__Do this__
Without the pictures, repeat the listing character for character.
%%
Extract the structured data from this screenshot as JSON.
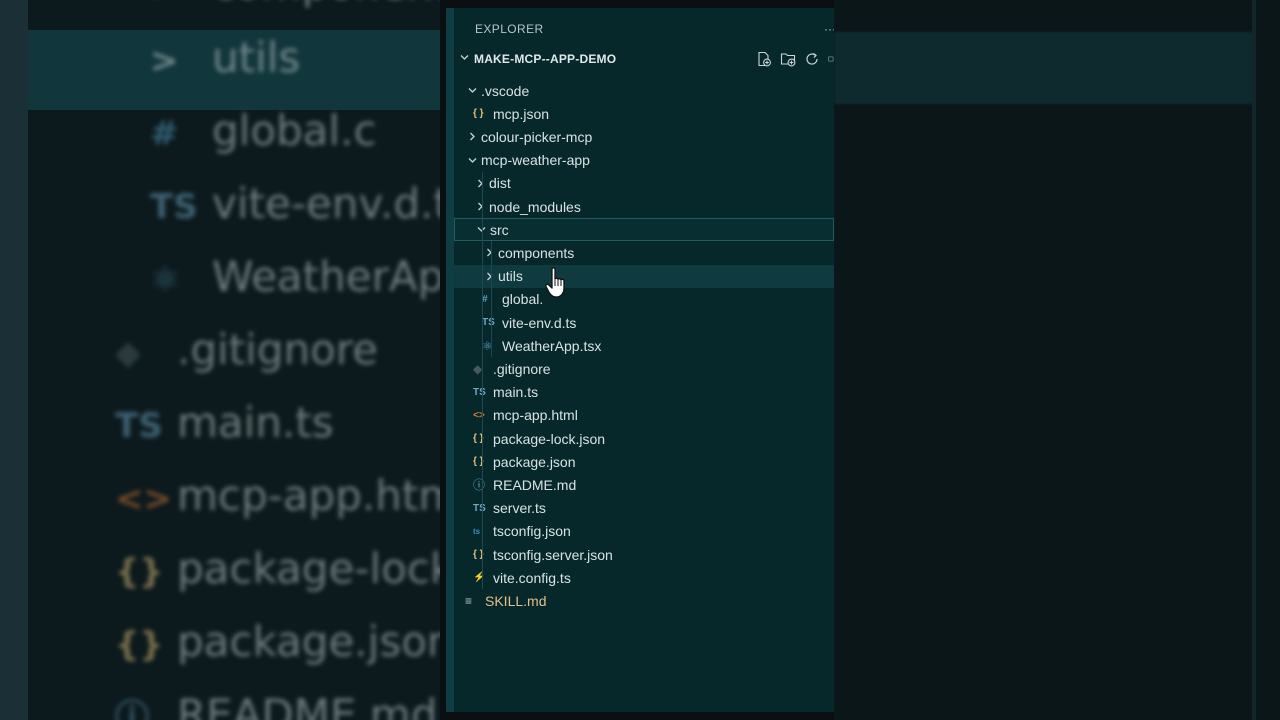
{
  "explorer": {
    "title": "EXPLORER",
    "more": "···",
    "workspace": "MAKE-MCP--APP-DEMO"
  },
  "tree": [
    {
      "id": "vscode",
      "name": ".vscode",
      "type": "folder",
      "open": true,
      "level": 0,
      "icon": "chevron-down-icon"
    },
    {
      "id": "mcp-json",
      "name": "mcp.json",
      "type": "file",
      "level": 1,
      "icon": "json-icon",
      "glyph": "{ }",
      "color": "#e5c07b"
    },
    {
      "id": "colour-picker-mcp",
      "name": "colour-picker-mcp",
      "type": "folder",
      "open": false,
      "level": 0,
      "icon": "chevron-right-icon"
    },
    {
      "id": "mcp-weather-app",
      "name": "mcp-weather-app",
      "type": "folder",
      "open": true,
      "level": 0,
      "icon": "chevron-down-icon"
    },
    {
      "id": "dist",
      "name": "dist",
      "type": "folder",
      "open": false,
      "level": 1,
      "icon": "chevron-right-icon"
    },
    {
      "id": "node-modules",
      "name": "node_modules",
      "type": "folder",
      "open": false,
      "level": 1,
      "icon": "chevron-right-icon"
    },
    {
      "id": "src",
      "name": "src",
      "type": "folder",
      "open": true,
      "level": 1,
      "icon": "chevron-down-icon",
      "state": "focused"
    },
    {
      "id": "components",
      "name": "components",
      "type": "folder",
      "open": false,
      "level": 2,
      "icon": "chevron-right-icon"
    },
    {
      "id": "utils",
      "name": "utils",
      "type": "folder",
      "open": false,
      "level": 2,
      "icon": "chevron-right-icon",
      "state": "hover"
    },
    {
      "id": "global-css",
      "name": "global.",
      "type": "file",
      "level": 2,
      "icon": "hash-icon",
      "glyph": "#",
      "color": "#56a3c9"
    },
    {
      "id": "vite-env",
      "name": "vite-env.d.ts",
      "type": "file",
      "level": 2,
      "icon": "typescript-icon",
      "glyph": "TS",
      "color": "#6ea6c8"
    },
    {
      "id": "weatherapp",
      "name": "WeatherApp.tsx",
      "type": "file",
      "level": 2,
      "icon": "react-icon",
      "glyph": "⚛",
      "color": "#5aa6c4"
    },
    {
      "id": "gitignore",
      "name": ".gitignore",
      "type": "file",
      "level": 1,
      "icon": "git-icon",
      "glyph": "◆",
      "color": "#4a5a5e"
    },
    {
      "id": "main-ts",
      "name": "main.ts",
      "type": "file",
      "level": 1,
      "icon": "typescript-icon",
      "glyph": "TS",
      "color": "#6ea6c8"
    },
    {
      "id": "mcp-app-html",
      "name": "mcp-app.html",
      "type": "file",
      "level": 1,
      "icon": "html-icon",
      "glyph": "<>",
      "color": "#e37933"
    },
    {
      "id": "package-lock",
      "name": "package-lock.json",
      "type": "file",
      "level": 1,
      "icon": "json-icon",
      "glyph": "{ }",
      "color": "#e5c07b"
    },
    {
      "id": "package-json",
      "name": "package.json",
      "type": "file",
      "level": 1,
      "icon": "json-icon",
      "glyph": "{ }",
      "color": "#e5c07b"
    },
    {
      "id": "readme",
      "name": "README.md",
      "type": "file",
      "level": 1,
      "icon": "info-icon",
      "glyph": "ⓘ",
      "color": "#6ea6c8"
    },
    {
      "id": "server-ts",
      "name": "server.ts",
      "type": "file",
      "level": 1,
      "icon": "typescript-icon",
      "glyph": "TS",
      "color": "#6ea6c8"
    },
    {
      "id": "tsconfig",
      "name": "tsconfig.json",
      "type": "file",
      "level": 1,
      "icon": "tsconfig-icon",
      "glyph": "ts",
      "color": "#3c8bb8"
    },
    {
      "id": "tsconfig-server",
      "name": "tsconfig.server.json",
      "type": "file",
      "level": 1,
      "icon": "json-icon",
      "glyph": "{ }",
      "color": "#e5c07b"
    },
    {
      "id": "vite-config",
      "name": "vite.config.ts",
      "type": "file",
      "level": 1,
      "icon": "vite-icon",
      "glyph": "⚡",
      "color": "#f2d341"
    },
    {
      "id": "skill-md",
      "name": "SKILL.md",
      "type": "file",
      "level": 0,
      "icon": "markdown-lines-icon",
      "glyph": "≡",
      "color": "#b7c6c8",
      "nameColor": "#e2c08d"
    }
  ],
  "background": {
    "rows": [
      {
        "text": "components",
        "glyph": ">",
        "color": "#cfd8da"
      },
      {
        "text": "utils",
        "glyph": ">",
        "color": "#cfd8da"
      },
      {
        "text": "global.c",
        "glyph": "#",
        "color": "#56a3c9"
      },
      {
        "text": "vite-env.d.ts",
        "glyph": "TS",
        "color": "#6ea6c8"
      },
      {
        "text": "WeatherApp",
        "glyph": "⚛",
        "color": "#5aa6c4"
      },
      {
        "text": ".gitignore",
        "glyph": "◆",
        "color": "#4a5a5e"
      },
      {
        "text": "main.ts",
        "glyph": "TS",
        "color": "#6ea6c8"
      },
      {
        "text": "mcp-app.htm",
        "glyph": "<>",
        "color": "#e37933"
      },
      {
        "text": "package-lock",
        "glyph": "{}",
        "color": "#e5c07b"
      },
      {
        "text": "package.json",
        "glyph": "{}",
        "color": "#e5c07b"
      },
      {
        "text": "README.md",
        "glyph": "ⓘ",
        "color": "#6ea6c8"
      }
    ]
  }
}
%%
__The answer__
Extract the structured data from this screenshot as JSON.
{
  "explorer": {
    "title": "EXPLORER",
    "more": "···",
    "workspace": "MAKE-MCP--APP-DEMO"
  },
  "tree": [
    {
      "id": "vscode",
      "name": ".vscode",
      "type": "folder",
      "open": true,
      "level": 0,
      "icon": "chevron-down-icon"
    },
    {
      "id": "mcp-json",
      "name": "mcp.json",
      "type": "file",
      "level": 1,
      "icon": "json-icon",
      "glyph": "{ }",
      "color": "#e5c07b"
    },
    {
      "id": "colour-picker-mcp",
      "name": "colour-picker-mcp",
      "type": "folder",
      "open": false,
      "level": 0,
      "icon": "chevron-right-icon"
    },
    {
      "id": "mcp-weather-app",
      "name": "mcp-weather-app",
      "type": "folder",
      "open": true,
      "level": 0,
      "icon": "chevron-down-icon"
    },
    {
      "id": "dist",
      "name": "dist",
      "type": "folder",
      "open": false,
      "level": 1,
      "icon": "chevron-right-icon"
    },
    {
      "id": "node-modules",
      "name": "node_modules",
      "type": "folder",
      "open": false,
      "level": 1,
      "icon": "chevron-right-icon"
    },
    {
      "id": "src",
      "name": "src",
      "type": "folder",
      "open": true,
      "level": 1,
      "icon": "chevron-down-icon",
      "state": "focused"
    },
    {
      "id": "components",
      "name": "components",
      "type": "folder",
      "open": false,
      "level": 2,
      "icon": "chevron-right-icon"
    },
    {
      "id": "utils",
      "name": "utils",
      "type": "folder",
      "open": false,
      "level": 2,
      "icon": "chevron-right-icon",
      "state": "hover"
    },
    {
      "id": "global-css",
      "name": "global.",
      "type": "file",
      "level": 2,
      "icon": "hash-icon",
      "glyph": "#",
      "color": "#56a3c9"
    },
    {
      "id": "vite-env",
      "name": "vite-env.d.ts",
      "type": "file",
      "level": 2,
      "icon": "typescript-icon",
      "glyph": "TS",
      "color": "#6ea6c8"
    },
    {
      "id": "weatherapp",
      "name": "WeatherApp.tsx",
      "type": "file",
      "level": 2,
      "icon": "react-icon",
      "glyph": "⚛",
      "color": "#5aa6c4"
    },
    {
      "id": "gitignore",
      "name": ".gitignore",
      "type": "file",
      "level": 1,
      "icon": "git-icon",
      "glyph": "◆",
      "color": "#4a5a5e"
    },
    {
      "id": "main-ts",
      "name": "main.ts",
      "type": "file",
      "level": 1,
      "icon": "typescript-icon",
      "glyph": "TS",
      "color": "#6ea6c8"
    },
    {
      "id": "mcp-app-html",
      "name": "mcp-app.html",
      "type": "file",
      "level": 1,
      "icon": "html-icon",
      "glyph": "<>",
      "color": "#e37933"
    },
    {
      "id": "package-lock",
      "name": "package-lock.json",
      "type": "file",
      "level": 1,
      "icon": "json-icon",
      "glyph": "{ }",
      "color": "#e5c07b"
    },
    {
      "id": "package-json",
      "name": "package.json",
      "type": "file",
      "level": 1,
      "icon": "json-icon",
      "glyph": "{ }",
      "color": "#e5c07b"
    },
    {
      "id": "readme",
      "name": "README.md",
      "type": "file",
      "level": 1,
      "icon": "info-icon",
      "glyph": "ⓘ",
      "color": "#6ea6c8"
    },
    {
      "id": "server-ts",
      "name": "server.ts",
      "type": "file",
      "level": 1,
      "icon": "typescript-icon",
      "glyph": "TS",
      "color": "#6ea6c8"
    },
    {
      "id": "tsconfig",
      "name": "tsconfig.json",
      "type": "file",
      "level": 1,
      "icon": "tsconfig-icon",
      "glyph": "ts",
      "color": "#3c8bb8"
    },
    {
      "id": "tsconfig-server",
      "name": "tsconfig.server.json",
      "type": "file",
      "level": 1,
      "icon": "json-icon",
      "glyph": "{ }",
      "color": "#e5c07b"
    },
    {
      "id": "vite-config",
      "name": "vite.config.ts",
      "type": "file",
      "level": 1,
      "icon": "vite-icon",
      "glyph": "⚡",
      "color": "#f2d341"
    },
    {
      "id": "skill-md",
      "name": "SKILL.md",
      "type": "file",
      "level": 0,
      "icon": "markdown-lines-icon",
      "glyph": "≡",
      "color": "#b7c6c8",
      "nameColor": "#e2c08d"
    }
  ],
  "background": {
    "rows": [
      {
        "text": "components",
        "glyph": ">",
        "color": "#cfd8da"
      },
      {
        "text": "utils",
        "glyph": ">",
        "color": "#cfd8da"
      },
      {
        "text": "global.c",
        "glyph": "#",
        "color": "#56a3c9"
      },
      {
        "text": "vite-env.d.ts",
        "glyph": "TS",
        "color": "#6ea6c8"
      },
      {
        "text": "WeatherApp",
        "glyph": "⚛",
        "color": "#5aa6c4"
      },
      {
        "text": ".gitignore",
        "glyph": "◆",
        "color": "#4a5a5e"
      },
      {
        "text": "main.ts",
        "glyph": "TS",
        "color": "#6ea6c8"
      },
      {
        "text": "mcp-app.htm",
        "glyph": "<>",
        "color": "#e37933"
      },
      {
        "text": "package-lock",
        "glyph": "{}",
        "color": "#e5c07b"
      },
      {
        "text": "package.json",
        "glyph": "{}",
        "color": "#e5c07b"
      },
      {
        "text": "README.md",
        "glyph": "ⓘ",
        "color": "#6ea6c8"
      }
    ]
  }
}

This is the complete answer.